Below are the records. Gather each line that holds "رمضان".

==== DATASET RECORDS ====

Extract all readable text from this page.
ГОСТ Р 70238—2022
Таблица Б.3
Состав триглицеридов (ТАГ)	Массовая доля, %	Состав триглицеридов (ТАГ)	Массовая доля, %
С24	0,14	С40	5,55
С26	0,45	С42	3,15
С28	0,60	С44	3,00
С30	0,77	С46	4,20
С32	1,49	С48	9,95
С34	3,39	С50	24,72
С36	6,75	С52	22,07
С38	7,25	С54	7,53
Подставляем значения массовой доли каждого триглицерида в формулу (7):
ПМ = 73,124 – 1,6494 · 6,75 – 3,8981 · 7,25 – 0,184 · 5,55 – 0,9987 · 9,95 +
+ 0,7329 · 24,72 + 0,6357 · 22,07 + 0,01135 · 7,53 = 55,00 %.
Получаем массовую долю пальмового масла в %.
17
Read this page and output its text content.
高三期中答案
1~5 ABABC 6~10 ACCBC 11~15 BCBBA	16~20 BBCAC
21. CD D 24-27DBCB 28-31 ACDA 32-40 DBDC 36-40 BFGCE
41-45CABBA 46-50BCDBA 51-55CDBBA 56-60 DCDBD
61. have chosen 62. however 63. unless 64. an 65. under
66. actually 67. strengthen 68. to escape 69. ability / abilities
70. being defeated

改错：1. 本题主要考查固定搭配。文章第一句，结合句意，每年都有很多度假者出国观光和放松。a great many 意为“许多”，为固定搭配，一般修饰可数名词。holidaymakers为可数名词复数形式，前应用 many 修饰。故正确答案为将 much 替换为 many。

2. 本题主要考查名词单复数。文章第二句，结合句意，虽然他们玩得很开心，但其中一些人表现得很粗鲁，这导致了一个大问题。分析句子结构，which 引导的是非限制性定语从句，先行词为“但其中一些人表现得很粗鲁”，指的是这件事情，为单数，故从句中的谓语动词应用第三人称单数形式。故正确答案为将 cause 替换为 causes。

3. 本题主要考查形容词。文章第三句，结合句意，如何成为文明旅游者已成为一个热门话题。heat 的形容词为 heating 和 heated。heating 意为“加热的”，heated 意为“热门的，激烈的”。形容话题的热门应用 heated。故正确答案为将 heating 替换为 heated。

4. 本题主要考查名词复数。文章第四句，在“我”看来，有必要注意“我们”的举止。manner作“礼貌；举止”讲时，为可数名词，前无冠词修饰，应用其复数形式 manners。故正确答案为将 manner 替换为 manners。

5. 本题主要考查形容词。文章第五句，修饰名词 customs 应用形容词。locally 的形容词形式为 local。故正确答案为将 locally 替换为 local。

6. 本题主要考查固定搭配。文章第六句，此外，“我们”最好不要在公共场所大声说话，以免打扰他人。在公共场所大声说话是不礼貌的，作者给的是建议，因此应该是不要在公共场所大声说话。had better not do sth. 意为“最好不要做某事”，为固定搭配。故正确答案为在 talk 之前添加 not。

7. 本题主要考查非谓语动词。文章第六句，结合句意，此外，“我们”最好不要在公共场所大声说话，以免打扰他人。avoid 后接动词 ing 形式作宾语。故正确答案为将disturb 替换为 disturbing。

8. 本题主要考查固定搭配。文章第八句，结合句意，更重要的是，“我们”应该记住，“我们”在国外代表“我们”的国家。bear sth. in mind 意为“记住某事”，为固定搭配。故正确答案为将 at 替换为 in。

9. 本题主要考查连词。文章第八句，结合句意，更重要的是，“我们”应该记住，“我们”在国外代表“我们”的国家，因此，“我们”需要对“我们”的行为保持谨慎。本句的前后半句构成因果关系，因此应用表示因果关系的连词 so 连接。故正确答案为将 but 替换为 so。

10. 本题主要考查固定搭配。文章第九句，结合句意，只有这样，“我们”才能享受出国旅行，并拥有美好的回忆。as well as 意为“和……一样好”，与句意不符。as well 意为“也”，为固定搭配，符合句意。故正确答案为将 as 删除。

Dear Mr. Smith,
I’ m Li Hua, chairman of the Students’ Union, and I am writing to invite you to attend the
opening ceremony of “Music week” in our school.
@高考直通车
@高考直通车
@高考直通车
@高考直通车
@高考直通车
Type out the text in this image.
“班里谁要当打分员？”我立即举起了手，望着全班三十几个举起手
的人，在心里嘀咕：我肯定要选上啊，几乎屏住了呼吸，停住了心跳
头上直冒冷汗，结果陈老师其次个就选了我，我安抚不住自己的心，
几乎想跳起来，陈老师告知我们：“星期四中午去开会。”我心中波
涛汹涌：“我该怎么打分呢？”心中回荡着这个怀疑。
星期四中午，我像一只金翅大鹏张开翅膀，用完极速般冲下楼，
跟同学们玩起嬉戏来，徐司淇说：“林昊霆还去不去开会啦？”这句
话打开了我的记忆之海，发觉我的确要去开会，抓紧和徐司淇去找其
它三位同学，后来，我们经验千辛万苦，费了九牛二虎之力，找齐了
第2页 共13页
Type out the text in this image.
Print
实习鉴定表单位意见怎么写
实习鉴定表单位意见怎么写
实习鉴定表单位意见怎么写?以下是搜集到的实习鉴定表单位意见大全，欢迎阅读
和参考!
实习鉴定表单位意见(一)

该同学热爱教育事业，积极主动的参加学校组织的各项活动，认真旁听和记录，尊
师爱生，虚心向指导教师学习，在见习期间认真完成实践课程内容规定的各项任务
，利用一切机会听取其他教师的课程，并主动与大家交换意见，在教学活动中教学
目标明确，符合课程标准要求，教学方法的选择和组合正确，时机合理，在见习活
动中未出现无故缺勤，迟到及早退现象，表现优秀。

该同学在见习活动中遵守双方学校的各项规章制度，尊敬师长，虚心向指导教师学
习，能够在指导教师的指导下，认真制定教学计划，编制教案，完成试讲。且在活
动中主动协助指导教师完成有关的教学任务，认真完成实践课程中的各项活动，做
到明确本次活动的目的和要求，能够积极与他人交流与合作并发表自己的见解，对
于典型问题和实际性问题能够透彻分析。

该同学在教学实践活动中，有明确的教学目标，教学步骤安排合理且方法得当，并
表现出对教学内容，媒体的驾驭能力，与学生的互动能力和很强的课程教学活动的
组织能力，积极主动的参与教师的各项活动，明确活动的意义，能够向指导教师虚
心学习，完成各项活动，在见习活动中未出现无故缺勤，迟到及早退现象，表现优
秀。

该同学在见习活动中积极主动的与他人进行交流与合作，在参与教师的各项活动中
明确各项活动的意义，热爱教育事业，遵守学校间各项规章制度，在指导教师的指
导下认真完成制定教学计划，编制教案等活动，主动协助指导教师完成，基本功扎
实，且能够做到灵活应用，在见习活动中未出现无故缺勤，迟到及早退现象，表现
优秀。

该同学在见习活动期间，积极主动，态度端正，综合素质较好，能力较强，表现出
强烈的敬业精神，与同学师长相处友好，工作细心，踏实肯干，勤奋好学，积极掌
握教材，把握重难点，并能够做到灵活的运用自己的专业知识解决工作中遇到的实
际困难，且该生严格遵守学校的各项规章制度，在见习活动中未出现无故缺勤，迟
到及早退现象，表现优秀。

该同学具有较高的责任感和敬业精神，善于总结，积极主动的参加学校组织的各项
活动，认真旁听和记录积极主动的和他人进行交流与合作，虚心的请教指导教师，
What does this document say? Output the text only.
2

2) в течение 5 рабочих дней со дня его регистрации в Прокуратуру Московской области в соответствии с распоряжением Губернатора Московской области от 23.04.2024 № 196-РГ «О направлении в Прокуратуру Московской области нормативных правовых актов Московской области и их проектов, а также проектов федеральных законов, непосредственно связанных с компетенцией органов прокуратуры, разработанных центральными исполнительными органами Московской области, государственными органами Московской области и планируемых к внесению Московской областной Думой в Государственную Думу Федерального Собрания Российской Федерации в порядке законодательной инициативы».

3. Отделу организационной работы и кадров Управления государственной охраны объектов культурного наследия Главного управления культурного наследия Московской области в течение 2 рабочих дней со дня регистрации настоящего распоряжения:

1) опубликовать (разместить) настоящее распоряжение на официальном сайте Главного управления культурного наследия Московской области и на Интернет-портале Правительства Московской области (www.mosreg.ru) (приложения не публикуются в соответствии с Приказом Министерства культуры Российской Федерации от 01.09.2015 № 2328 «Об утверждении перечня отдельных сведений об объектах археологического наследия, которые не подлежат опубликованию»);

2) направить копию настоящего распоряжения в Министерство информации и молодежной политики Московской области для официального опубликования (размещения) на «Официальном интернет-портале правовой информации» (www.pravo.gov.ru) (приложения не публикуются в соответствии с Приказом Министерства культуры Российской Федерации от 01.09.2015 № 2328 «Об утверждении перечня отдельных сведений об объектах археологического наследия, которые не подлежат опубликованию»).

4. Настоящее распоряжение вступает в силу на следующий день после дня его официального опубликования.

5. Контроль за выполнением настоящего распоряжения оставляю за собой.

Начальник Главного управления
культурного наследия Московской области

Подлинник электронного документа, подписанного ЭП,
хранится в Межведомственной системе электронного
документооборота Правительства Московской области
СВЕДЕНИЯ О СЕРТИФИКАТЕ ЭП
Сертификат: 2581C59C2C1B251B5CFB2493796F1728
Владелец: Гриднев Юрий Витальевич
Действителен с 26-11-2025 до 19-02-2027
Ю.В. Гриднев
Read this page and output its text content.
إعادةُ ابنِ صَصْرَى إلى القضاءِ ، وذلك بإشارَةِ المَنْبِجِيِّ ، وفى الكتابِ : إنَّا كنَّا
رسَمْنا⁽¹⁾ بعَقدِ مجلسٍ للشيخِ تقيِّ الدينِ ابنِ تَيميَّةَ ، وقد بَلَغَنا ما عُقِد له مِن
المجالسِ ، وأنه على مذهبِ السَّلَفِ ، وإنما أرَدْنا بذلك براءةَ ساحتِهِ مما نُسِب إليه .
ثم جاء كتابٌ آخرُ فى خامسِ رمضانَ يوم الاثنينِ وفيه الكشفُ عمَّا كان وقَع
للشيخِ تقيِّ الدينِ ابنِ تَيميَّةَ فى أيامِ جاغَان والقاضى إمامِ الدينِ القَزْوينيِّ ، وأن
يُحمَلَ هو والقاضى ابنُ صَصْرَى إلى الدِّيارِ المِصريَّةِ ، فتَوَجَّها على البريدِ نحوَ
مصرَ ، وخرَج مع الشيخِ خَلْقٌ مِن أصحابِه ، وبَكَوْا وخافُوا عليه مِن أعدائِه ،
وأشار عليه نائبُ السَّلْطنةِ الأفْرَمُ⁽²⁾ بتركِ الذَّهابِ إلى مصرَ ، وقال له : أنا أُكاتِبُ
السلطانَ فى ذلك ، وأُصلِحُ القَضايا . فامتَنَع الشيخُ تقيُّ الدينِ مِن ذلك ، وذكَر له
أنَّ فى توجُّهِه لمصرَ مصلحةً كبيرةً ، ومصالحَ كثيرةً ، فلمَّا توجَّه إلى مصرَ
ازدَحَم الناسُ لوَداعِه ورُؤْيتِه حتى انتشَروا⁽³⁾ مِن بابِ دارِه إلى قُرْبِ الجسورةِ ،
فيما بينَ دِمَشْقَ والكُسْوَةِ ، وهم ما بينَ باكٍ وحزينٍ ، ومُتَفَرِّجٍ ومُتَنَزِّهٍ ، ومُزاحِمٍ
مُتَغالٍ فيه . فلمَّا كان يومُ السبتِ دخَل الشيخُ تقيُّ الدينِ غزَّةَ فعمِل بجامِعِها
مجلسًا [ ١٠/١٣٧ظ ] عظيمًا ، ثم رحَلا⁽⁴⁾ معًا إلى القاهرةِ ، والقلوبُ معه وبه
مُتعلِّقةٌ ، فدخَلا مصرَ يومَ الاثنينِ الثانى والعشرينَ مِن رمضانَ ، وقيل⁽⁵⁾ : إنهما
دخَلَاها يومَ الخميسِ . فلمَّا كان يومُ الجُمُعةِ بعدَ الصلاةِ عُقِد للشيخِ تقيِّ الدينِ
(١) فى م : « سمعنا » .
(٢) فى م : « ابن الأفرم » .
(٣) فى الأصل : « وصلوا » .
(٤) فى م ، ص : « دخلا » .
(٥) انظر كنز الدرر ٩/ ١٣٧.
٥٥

====

* [ANSWER TO THE TASK]:
ثم جاء كتابٌ آخرُ فى خامسِ رمضانَ يوم الاثنينِ وفيه الكشفُ عمَّا كان وقَع
مُتعلِّقةٌ ، فدخَلا مصرَ يومَ الاثنينِ الثانى والعشرينَ مِن رمضانَ ، وقيل⁽⁵⁾ : إنهما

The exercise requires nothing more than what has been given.